RECORDS TO USE.
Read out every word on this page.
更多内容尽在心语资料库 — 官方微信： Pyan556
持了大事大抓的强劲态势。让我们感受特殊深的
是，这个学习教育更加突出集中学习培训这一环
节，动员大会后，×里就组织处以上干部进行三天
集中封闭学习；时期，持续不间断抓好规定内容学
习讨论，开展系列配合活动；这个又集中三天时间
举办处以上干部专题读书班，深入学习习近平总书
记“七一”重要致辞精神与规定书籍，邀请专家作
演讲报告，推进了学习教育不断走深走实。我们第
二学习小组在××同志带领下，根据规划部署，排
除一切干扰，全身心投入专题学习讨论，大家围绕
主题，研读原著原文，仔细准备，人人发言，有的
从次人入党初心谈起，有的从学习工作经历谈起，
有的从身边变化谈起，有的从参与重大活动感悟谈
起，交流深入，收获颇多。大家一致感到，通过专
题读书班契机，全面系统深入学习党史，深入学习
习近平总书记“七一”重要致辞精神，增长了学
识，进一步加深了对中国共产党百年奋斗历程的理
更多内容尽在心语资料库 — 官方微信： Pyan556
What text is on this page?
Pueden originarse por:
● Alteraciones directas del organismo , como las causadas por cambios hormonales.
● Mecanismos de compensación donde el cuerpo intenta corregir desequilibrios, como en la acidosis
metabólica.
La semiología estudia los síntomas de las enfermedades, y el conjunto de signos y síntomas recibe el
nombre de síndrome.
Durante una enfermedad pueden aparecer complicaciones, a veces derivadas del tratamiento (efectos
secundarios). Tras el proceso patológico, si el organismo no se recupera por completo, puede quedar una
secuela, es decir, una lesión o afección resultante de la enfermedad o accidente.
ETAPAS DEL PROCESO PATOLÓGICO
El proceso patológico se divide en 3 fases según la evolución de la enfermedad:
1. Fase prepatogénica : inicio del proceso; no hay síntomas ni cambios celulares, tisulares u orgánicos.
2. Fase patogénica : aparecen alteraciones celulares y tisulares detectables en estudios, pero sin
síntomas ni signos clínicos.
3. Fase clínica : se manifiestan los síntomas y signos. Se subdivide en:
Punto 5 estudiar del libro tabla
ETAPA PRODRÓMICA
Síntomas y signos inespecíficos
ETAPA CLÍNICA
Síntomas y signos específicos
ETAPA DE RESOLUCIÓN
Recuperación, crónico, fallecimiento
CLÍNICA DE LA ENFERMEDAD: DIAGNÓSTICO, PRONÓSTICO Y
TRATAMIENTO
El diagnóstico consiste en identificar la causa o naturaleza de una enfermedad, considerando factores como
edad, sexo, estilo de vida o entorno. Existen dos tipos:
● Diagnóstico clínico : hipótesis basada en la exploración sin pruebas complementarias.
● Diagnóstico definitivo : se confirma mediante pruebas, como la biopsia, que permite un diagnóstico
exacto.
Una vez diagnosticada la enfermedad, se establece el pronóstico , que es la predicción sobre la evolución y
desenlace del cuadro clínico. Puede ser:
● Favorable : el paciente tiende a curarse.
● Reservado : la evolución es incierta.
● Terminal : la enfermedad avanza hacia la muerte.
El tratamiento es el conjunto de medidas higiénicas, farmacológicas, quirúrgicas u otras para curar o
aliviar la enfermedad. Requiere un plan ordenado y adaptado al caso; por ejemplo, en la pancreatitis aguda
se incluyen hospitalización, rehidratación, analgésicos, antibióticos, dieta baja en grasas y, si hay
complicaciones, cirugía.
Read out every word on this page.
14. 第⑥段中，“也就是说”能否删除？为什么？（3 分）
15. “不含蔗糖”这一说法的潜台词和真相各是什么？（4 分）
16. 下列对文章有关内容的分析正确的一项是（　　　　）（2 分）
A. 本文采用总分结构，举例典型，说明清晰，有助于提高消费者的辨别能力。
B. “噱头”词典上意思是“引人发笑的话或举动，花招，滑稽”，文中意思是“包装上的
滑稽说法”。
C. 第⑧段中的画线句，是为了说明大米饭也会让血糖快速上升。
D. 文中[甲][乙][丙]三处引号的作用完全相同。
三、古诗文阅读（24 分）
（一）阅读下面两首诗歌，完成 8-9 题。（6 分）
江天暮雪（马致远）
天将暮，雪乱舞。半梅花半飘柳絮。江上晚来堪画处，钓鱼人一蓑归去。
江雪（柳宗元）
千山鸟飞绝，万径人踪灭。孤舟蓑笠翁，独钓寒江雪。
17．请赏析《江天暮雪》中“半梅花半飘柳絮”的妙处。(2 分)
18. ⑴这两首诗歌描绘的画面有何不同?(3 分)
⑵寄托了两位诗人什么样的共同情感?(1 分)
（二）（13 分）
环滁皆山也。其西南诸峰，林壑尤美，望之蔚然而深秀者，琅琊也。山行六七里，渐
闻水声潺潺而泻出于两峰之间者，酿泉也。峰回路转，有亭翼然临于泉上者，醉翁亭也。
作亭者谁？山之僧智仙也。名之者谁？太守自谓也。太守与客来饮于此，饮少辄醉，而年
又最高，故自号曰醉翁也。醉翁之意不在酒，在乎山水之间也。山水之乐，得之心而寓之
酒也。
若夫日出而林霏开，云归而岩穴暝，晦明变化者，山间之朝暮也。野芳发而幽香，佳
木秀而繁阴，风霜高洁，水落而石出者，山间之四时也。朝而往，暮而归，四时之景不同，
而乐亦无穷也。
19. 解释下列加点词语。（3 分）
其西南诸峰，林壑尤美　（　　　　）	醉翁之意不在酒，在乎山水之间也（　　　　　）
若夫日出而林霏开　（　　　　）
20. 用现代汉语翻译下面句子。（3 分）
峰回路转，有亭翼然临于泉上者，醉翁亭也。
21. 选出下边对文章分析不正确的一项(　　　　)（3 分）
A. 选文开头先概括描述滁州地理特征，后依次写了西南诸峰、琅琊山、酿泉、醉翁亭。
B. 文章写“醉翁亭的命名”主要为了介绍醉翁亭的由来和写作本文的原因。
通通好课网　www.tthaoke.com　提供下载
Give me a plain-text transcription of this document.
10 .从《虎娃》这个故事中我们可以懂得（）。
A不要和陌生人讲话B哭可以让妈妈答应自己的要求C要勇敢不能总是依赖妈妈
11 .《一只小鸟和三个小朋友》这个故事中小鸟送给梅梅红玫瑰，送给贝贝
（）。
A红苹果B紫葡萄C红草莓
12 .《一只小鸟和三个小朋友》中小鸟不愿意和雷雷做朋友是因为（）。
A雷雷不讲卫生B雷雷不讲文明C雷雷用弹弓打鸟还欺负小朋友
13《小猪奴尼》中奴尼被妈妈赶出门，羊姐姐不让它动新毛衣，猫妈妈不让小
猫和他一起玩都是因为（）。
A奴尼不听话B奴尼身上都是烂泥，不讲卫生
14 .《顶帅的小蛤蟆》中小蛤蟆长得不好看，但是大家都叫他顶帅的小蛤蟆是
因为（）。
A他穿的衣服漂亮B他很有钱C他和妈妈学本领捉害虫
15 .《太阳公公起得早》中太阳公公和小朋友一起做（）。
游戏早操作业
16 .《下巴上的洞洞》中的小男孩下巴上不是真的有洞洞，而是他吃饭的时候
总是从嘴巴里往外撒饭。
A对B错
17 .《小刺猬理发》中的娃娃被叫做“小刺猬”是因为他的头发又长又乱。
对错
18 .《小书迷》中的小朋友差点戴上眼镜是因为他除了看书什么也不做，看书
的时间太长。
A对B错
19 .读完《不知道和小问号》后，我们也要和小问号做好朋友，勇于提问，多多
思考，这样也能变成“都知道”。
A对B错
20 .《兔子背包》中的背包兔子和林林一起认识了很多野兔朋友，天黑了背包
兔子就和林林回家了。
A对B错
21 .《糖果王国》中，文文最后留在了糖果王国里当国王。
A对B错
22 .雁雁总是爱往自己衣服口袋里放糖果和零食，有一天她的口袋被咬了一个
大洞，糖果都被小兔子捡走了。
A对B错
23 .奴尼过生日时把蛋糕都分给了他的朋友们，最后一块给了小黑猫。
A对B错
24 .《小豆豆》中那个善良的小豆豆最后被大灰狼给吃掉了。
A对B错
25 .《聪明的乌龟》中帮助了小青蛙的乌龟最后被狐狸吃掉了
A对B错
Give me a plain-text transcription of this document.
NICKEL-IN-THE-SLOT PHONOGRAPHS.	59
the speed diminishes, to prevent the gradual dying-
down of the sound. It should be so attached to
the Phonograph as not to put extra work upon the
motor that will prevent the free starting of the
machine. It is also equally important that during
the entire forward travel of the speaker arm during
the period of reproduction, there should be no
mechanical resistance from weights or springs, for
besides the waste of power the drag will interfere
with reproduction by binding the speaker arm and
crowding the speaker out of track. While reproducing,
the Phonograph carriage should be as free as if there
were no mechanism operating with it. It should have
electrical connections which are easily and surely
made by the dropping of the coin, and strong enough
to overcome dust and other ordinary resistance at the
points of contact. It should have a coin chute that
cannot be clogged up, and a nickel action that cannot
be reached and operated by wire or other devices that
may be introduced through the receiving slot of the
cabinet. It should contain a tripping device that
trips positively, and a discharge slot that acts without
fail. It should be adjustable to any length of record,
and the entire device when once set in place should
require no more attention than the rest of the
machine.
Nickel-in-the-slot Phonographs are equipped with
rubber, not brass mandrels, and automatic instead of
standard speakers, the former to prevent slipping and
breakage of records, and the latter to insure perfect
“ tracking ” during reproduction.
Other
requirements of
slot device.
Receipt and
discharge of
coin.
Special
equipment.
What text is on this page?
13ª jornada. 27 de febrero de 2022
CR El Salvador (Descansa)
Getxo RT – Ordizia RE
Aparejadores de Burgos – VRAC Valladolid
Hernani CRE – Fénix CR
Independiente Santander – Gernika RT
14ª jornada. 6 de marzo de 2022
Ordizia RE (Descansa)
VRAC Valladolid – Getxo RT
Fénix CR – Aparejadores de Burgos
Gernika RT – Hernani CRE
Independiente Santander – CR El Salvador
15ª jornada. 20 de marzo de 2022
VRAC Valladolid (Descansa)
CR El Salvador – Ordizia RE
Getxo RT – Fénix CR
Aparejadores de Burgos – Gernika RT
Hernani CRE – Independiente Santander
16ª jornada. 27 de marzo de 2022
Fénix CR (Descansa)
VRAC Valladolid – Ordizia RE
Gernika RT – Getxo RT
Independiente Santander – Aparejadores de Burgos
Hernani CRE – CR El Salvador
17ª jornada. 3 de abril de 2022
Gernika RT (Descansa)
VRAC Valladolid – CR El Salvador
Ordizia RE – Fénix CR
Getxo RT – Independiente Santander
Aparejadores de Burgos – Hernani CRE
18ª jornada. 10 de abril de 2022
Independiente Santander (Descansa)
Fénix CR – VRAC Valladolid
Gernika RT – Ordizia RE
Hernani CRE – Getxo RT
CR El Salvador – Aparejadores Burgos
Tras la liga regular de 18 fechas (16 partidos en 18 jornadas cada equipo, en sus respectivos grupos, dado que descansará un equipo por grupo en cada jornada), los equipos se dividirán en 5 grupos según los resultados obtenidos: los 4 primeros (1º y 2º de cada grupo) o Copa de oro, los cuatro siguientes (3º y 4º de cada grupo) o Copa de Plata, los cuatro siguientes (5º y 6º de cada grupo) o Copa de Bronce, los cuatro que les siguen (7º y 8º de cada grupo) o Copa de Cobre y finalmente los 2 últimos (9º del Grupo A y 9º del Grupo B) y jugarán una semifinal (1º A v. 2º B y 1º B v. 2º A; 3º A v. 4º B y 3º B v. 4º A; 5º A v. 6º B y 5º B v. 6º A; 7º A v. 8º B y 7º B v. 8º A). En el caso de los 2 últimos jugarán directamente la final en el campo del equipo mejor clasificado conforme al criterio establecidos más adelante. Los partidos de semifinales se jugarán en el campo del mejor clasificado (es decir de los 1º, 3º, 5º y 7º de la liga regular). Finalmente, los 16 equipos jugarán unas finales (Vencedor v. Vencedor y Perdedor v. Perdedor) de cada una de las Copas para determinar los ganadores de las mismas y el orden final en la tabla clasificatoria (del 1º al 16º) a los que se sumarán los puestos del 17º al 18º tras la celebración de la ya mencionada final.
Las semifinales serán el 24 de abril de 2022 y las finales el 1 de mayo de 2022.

PROBLEM TO SOLVE.
Locate the word "semifinales" in the records and collect each line it appears in.

COMPLETE OUTPUT.
Tras la liga regular de 18 fechas (16 partidos en 18 jornadas cada equipo, en sus respectivos grupos, dado que descansará un equipo por grupo en cada jornada), los equipos se dividirán en 5 grupos según los resultados obtenidos: los 4 primeros (1º y 2º de cada grupo) o Copa de oro, los cuatro siguientes (3º y 4º de cada grupo) o Copa de Plata, los cuatro siguientes (5º y 6º de cada grupo) o Copa de Bronce, los cuatro que les siguen (7º y 8º de cada grupo) o Copa de Cobre y finalmente los 2 últimos (9º del Grupo A y 9º del Grupo B) y jugarán una semifinal (1º A v. 2º B y 1º B v. 2º A; 3º A v. 4º B y 3º B v. 4º A; 5º A v. 6º B y 5º B v. 6º A; 7º A v. 8º B y 7º B v. 8º A). En el caso de los 2 últimos jugarán directamente la final en el campo del equipo mejor clasificado conforme al criterio establecidos más adelante. Los partidos de semifinales se jugarán en el campo del mejor clasificado (es decir de los 1º, 3º, 5º y 7º de la liga regular). Finalmente, los 16 equipos jugarán unas finales (Vencedor v. Vencedor y Perdedor v. Perdedor) de cada una de las Copas para determinar los ganadores de las mismas y el orden final en la tabla clasificatoria (del 1º al 16º) a los que se sumarán los puestos del 17º al 18º tras la celebración de la ya mencionada final.
Las semifinales serán el 24 de abril de 2022 y las finales el 1 de mayo de 2022.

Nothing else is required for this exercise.